*Written problem*.
Search the data for the string "this" and extract every line where it appears.

*Structured figure records*.
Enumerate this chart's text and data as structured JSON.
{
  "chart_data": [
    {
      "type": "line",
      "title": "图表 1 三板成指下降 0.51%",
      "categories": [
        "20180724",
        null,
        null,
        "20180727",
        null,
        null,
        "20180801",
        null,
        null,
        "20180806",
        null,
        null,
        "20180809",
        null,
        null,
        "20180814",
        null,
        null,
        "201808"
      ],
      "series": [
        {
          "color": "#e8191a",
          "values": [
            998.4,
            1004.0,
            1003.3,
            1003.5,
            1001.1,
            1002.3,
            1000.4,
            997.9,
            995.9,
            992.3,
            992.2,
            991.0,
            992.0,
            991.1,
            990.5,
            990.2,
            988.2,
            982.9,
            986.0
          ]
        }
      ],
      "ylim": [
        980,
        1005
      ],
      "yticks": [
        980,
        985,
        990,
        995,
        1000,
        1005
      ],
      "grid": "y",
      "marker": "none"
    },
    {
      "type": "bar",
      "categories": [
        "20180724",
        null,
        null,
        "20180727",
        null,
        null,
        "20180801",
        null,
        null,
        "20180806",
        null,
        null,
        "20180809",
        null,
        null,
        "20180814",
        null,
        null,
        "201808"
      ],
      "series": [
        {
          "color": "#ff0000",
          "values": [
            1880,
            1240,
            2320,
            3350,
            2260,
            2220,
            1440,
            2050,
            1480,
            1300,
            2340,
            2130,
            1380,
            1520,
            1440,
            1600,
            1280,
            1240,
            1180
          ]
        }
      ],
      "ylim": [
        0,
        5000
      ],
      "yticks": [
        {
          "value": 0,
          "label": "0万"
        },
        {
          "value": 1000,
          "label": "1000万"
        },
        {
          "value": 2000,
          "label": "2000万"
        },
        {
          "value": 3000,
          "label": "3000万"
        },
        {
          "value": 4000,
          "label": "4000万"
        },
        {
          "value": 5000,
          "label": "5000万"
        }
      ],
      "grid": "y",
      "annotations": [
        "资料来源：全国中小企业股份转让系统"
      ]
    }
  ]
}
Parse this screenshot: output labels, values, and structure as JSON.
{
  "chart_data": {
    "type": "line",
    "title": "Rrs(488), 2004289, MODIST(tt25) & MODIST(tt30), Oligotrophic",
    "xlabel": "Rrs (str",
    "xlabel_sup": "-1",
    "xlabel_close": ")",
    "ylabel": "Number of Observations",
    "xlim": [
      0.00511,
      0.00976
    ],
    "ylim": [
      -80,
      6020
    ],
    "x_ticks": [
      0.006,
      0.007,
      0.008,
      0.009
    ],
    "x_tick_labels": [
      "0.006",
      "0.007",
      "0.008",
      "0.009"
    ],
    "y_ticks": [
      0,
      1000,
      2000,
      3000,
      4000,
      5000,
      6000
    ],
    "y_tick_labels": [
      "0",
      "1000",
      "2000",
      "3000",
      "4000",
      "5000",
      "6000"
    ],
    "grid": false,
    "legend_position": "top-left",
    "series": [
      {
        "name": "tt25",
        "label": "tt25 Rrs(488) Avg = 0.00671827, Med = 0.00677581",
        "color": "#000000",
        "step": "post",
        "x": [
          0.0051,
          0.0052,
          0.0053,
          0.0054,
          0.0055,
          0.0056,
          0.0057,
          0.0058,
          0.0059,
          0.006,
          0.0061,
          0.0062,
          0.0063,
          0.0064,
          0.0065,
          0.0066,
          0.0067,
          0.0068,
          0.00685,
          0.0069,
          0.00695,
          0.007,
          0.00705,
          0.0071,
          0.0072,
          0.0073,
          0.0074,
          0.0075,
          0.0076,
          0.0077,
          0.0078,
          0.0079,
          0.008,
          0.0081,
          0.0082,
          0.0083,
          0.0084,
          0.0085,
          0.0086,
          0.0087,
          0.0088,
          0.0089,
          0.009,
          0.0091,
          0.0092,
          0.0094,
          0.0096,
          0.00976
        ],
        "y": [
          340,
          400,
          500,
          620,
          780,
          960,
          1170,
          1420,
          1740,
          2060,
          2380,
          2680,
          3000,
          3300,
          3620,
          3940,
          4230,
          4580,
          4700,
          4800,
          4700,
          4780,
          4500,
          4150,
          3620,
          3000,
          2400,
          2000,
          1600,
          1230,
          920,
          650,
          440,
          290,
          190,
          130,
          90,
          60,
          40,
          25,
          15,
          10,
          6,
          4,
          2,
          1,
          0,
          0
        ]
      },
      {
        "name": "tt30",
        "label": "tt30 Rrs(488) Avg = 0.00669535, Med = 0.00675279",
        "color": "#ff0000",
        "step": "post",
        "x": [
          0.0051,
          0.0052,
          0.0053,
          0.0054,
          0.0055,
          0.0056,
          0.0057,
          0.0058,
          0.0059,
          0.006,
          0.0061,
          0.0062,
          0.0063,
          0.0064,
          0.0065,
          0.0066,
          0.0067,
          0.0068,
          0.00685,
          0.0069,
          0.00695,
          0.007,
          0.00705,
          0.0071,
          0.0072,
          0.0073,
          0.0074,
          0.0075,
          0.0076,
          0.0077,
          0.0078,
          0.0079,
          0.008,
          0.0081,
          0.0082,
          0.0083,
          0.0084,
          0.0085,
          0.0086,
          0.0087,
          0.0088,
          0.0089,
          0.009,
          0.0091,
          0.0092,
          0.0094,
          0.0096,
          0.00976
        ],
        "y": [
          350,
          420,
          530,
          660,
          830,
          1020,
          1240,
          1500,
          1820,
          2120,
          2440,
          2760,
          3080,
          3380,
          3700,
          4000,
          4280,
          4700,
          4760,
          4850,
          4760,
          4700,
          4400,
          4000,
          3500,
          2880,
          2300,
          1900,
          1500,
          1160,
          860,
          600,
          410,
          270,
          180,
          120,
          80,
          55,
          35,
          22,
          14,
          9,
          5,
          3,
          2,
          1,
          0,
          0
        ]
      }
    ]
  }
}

*Task response*.
Enumerate this chart's text and data as structured JSON.
Parse this screenshot: output labels, values, and structure as JSON.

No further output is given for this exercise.